**Texte**
Et maintenant ? Et maintenant, quand on aura légitimement honoré la mémoire de Samuel Paty, quand on aura donné son nom au collège des Bois d'Aulne, et à d'autres, et à des rues, et à des places, comme il le mérite, c'est à l'avenir que je pense. Et c'est cette question qui me tourmente : comment faire en sorte qu'à la rentrée, demain, l'an prochain, dans les années qui viennent, les enseignants, en France, puissent expliquer et défendre la liberté d'expression sereinement, sans redouter de subir le sort de Samuel Paty ? C'est la seule question.

Et de nouveau, intact, inchangé, resurgit le piège du 7 janvier 2015, le piège Charlie. Faut-il montrer, publier, exhiber les caricatures maudites ? Les montrer, au risque de provoquer, d'offenser. Mais ne pas les montrer, au risque de renoncer peu à peu au droit au blasphème, d'enterrer les Lumières. Dilemme piégé. Pas de bonne réponse. Comment sortir du piège ?

Alors ? D'abord une intuition : tout est question de cadre, d'intention, de public. Dans le débat général sur la "liberté d'expression", dont retentissent les antennes depuis vendredi, j'entends un débat creux, rhétorique, théologique, vain. Un message n'existe pas dans l'absolu. Un message est modelé, modifié, déformé, par les circonstances de son énonciation : lieux, moments, énonciateur,  publics visés, publics atteints (ce sont de moins en moins les mêmes), intentions, bref tout ce qui en fait le contexte.  En l'occurence, comment signifier clairement que l'objectif d'un discours sur la liberté d'expression, discours forcément appuyé sur des images blasphématoires, n'est pas d'offenser qui que ce soit -et n'est pas par exemple reçu comme islamophobe- mais de favoriser une réflexion sur les valeurs communes ?

Une intuition, donc. Défendre le droit au blasphème, oui, par exemple en republiant ici les deux caricatures projetées par Samuel Paty...

**Listing d'entrée**
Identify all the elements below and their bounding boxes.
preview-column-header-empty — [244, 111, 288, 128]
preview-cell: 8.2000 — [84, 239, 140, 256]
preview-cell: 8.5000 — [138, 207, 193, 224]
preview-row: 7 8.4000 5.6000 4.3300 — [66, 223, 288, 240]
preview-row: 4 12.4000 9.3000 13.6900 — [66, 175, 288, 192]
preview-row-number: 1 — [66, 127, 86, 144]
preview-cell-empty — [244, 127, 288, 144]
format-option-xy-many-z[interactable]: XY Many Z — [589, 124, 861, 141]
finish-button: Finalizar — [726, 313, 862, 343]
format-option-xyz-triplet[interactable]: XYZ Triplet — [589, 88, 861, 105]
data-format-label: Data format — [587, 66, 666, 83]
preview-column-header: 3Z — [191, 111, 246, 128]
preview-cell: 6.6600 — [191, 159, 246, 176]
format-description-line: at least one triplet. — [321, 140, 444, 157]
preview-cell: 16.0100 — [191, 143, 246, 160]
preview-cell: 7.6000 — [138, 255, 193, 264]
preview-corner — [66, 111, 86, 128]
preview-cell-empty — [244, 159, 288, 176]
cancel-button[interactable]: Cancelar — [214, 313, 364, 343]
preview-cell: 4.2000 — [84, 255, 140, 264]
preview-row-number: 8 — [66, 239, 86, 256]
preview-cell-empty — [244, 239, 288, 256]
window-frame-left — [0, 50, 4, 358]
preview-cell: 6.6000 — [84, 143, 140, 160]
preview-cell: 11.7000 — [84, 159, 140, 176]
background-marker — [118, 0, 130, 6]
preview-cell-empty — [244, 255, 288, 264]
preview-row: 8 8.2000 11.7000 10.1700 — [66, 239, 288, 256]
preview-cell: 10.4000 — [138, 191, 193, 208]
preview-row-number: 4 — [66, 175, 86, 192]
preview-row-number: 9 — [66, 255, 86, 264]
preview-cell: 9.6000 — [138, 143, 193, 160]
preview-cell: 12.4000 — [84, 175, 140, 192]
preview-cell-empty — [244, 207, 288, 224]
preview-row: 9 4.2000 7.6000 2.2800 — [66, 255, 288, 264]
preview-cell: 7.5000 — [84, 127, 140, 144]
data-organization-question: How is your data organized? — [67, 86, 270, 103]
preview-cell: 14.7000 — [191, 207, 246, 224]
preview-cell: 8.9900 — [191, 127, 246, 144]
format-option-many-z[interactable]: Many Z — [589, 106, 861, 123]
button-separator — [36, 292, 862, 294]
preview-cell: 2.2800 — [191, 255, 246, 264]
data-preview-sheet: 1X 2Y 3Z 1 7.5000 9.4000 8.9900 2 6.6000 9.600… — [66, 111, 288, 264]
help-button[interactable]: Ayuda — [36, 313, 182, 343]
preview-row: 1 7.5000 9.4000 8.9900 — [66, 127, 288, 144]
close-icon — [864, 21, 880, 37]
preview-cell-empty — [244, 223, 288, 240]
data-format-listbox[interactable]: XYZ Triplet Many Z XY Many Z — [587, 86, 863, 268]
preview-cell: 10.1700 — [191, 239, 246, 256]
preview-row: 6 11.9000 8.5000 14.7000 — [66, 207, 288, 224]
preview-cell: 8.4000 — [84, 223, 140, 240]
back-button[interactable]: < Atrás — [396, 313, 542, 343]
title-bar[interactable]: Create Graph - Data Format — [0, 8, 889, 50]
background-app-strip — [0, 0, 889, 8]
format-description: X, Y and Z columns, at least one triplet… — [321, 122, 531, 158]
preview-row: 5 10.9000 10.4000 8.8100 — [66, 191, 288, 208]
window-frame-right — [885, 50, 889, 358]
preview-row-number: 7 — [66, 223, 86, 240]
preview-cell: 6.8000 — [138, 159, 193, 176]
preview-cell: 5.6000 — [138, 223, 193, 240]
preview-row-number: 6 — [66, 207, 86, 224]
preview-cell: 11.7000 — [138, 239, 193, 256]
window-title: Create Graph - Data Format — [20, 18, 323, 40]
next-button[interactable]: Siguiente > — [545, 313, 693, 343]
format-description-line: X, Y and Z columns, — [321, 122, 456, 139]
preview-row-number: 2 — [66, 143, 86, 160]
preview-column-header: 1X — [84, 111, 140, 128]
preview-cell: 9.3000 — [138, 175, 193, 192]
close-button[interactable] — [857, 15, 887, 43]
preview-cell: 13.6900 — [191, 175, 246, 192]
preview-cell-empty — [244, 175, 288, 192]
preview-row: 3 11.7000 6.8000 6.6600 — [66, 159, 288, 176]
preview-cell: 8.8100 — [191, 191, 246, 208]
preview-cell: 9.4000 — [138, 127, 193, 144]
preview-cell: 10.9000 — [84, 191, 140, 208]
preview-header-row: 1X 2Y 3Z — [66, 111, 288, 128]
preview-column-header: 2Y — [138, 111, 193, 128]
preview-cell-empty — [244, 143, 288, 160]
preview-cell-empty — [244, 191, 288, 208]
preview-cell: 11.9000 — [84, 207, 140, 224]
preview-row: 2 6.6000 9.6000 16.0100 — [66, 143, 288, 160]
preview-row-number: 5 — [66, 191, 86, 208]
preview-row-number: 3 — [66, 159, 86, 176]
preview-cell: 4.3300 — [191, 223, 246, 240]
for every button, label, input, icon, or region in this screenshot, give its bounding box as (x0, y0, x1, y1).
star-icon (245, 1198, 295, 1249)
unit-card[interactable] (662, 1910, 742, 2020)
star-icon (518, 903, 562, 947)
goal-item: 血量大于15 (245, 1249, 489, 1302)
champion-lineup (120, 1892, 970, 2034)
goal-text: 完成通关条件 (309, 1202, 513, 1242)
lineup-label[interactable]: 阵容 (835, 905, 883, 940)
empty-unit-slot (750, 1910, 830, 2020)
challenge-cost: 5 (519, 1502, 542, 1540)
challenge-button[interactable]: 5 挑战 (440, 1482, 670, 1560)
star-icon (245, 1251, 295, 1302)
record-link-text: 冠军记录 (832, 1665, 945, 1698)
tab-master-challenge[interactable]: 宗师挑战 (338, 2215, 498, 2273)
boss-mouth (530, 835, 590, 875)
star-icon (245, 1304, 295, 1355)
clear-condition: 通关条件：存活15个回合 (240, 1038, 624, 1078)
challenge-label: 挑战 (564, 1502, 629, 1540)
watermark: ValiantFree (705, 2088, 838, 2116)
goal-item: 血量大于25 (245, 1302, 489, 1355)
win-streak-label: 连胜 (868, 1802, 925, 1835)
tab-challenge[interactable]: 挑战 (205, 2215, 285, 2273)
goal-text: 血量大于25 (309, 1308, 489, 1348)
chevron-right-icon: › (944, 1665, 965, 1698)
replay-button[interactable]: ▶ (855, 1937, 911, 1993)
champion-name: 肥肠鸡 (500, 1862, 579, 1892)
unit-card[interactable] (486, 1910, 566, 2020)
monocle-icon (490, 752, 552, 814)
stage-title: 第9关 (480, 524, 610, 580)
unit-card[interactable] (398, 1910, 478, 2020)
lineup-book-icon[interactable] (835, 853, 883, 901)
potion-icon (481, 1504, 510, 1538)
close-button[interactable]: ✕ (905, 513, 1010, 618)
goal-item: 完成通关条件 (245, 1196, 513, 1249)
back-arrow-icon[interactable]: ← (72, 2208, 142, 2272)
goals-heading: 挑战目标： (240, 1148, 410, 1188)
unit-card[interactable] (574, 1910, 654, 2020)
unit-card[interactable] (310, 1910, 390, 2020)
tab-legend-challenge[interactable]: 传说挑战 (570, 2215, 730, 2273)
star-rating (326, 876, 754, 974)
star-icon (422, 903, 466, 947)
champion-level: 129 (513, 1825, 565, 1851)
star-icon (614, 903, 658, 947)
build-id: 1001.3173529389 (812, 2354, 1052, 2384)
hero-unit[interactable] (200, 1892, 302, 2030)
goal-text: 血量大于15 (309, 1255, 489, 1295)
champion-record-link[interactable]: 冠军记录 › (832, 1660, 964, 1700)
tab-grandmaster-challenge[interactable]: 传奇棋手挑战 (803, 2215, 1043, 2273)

**Objectif 1**
Dans le texte sur Samuel Paty, relevez toutes les circonstances d'énonciation qui, selon lui, modèlent un message.
**Objectif 2**
Modifiez le listing : recopiez la partie qui va du début du listing jusqu'à la ligne contenant "preview-cell: 6.6000 — [84, 143, 140, 160]", incluse, en remplaçant "preview-row-number" par "preview-row-index" et sans rien changer d'autre.
Le texte et le listing n'ont pas la même origine.

**Réponse complète 1**
lieux, moments, énonciateur, publics visés, publics atteints, intentions

**Réponse complète 2**
Identify all the elements below and their bounding boxes.
preview-column-header-empty — [244, 111, 288, 128]
preview-cell: 8.2000 — [84, 239, 140, 256]
preview-cell: 8.5000 — [138, 207, 193, 224]
preview-row: 7 8.4000 5.6000 4.3300 — [66, 223, 288, 240]
preview-row: 4 12.4000 9.3000 13.6900 — [66, 175, 288, 192]
preview-row-index: 1 — [66, 127, 86, 144]
preview-cell-empty — [244, 127, 288, 144]
format-option-xy-many-z[interactable]: XY Many Z — [589, 124, 861, 141]
finish-button: Finalizar — [726, 313, 862, 343]
format-option-xyz-triplet[interactable]: XYZ Triplet — [589, 88, 861, 105]
data-format-label: Data format — [587, 66, 666, 83]
preview-column-header: 3Z — [191, 111, 246, 128]
preview-cell: 6.6600 — [191, 159, 246, 176]
format-description-line: at least one triplet. — [321, 140, 444, 157]
preview-cell: 16.0100 — [191, 143, 246, 160]
preview-cell: 7.6000 — [138, 255, 193, 264]
preview-corner — [66, 111, 86, 128]
preview-cell-empty — [244, 159, 288, 176]
cancel-button[interactable]: Cancelar — [214, 313, 364, 343]
preview-cell: 4.2000 — [84, 255, 140, 264]
preview-row-index: 8 — [66, 239, 86, 256]
preview-cell-empty — [244, 239, 288, 256]
window-frame-left — [0, 50, 4, 358]
preview-cell: 6.6000 — [84, 143, 140, 160]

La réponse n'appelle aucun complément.